===== Material supplied
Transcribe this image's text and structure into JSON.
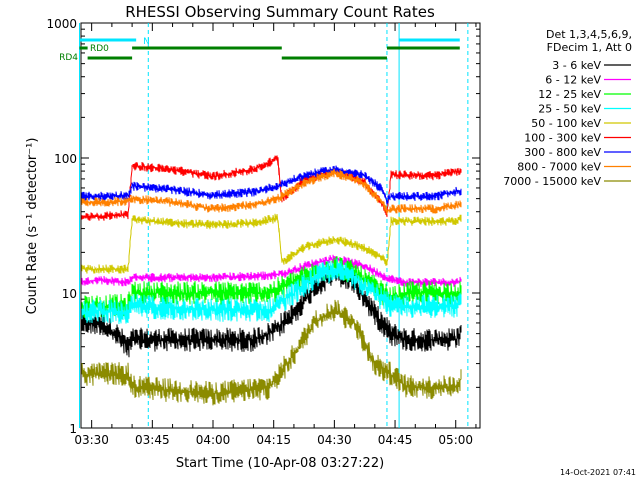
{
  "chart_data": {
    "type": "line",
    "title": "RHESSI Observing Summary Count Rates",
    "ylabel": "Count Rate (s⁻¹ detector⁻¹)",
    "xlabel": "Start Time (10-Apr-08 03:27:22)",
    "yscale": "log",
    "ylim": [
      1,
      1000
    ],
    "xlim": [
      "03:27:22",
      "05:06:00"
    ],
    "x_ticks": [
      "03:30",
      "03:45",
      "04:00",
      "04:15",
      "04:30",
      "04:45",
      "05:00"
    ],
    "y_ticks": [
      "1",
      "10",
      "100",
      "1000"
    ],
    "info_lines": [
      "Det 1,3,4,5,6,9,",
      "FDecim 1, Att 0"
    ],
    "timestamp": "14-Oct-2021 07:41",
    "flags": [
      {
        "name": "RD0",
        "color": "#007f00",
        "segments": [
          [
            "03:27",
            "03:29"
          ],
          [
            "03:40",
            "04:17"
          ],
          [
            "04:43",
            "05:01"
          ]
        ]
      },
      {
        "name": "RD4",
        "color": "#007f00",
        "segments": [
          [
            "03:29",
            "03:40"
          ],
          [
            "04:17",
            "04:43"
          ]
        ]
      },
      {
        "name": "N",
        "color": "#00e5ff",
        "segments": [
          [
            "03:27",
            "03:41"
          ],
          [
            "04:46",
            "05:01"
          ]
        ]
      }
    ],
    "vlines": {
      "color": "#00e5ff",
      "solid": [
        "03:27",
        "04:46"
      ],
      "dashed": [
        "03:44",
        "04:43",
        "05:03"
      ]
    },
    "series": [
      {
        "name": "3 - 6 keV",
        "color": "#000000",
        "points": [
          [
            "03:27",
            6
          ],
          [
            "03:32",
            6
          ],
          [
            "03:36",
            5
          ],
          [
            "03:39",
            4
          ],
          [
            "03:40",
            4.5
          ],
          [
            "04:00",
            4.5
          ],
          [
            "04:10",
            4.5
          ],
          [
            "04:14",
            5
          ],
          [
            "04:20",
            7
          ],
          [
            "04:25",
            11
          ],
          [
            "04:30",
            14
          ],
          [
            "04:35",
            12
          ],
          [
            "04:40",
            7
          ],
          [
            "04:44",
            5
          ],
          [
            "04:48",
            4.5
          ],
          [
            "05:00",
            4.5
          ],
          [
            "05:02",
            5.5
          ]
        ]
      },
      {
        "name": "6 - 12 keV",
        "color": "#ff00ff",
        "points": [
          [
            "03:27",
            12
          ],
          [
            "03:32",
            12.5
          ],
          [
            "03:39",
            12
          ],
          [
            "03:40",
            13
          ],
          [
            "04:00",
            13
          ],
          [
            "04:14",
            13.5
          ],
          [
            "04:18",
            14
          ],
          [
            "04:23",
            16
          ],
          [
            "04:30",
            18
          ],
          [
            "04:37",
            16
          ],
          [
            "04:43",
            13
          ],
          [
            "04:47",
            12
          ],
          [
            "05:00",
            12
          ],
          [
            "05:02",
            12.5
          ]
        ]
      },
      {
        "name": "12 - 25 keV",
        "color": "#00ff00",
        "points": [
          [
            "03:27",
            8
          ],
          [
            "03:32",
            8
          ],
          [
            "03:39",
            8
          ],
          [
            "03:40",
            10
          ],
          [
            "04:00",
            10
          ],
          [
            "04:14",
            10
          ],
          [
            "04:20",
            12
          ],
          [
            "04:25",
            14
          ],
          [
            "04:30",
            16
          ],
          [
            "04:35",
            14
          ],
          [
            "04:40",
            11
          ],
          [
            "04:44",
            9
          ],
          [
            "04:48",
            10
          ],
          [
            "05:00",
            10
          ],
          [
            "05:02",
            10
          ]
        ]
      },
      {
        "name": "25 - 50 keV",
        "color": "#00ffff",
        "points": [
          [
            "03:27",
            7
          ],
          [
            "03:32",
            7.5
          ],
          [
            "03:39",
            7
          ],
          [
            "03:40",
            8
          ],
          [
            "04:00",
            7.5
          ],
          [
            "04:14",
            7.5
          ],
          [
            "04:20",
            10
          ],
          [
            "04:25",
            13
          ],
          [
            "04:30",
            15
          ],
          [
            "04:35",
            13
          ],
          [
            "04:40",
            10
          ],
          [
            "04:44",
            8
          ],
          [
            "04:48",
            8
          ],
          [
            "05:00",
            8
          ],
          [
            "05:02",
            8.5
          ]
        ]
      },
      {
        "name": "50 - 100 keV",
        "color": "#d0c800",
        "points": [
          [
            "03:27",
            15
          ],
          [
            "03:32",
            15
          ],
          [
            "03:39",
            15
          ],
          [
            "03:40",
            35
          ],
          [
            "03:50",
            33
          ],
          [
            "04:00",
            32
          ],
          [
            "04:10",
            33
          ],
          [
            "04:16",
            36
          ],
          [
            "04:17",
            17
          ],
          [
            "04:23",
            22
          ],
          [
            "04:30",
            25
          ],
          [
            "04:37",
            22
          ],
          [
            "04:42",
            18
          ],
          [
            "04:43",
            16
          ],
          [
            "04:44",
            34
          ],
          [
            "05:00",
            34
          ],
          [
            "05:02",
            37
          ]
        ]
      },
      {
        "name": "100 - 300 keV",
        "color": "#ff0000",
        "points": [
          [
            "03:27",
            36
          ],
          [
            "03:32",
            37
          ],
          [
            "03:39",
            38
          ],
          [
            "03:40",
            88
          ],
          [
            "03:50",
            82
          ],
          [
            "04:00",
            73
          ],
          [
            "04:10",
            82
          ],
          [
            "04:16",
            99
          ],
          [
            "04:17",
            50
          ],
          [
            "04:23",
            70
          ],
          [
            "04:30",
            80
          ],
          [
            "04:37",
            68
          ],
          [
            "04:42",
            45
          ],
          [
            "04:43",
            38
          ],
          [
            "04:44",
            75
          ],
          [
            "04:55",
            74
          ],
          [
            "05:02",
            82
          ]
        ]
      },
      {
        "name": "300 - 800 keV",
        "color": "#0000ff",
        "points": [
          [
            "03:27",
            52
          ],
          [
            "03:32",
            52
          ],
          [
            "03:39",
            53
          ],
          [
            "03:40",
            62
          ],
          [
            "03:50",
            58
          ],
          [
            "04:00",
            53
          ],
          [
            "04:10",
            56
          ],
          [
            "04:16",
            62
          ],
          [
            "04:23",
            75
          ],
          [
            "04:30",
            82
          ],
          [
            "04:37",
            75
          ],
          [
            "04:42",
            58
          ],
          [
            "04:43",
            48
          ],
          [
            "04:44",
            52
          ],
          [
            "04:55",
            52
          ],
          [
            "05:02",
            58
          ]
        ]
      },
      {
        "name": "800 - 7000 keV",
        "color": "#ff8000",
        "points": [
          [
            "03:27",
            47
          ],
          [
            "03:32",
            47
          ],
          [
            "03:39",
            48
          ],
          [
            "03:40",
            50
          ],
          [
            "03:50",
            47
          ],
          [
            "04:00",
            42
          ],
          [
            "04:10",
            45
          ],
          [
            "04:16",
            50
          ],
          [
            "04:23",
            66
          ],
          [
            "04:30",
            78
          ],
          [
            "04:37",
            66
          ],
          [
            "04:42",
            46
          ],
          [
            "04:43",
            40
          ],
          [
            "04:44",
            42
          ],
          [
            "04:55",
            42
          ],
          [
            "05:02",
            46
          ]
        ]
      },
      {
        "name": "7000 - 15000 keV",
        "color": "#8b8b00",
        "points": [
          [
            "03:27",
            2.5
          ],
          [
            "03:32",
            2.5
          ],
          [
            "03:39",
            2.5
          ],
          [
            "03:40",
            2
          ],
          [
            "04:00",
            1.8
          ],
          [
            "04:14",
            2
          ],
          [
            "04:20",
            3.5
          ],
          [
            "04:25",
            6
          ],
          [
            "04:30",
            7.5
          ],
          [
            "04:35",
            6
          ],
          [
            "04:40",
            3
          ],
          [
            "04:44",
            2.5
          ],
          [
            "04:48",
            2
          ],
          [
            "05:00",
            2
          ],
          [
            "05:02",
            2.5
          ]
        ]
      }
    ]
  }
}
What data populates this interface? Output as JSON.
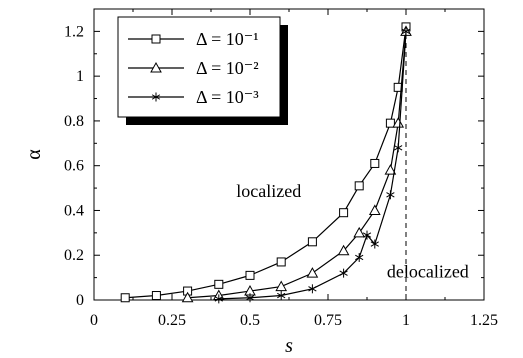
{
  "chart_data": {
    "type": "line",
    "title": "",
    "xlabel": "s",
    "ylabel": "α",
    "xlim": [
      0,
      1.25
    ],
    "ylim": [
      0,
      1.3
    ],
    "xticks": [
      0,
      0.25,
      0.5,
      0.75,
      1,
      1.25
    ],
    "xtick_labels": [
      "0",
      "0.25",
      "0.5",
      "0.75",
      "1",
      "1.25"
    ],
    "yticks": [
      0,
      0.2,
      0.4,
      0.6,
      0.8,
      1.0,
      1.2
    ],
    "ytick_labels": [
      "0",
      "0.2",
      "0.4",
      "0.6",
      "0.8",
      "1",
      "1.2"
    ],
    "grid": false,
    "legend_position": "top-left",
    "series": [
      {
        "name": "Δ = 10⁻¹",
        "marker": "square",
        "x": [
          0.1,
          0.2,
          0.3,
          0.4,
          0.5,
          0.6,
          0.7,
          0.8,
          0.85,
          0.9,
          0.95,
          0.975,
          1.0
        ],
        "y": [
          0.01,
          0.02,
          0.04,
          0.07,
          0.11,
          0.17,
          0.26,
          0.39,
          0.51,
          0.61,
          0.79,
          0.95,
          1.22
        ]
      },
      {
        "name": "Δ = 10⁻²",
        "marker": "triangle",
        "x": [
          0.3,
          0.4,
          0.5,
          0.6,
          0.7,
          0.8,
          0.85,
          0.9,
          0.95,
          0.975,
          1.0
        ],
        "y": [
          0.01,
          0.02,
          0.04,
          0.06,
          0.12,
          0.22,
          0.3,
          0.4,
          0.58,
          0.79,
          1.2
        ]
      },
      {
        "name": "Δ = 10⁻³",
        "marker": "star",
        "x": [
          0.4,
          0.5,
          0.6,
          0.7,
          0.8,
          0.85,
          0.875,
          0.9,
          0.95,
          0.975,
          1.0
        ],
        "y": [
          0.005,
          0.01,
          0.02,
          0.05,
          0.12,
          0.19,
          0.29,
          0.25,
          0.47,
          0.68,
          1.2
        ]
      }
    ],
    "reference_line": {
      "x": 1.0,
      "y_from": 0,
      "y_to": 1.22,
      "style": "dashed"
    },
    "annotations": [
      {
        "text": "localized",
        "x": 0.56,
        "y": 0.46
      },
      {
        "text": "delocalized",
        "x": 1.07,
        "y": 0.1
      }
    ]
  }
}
==========
◆ **Task**
Looking at the listing above, how many of its lines contain the string "ylabel"? Give the number alone.

◆ **Response to this exercise**
2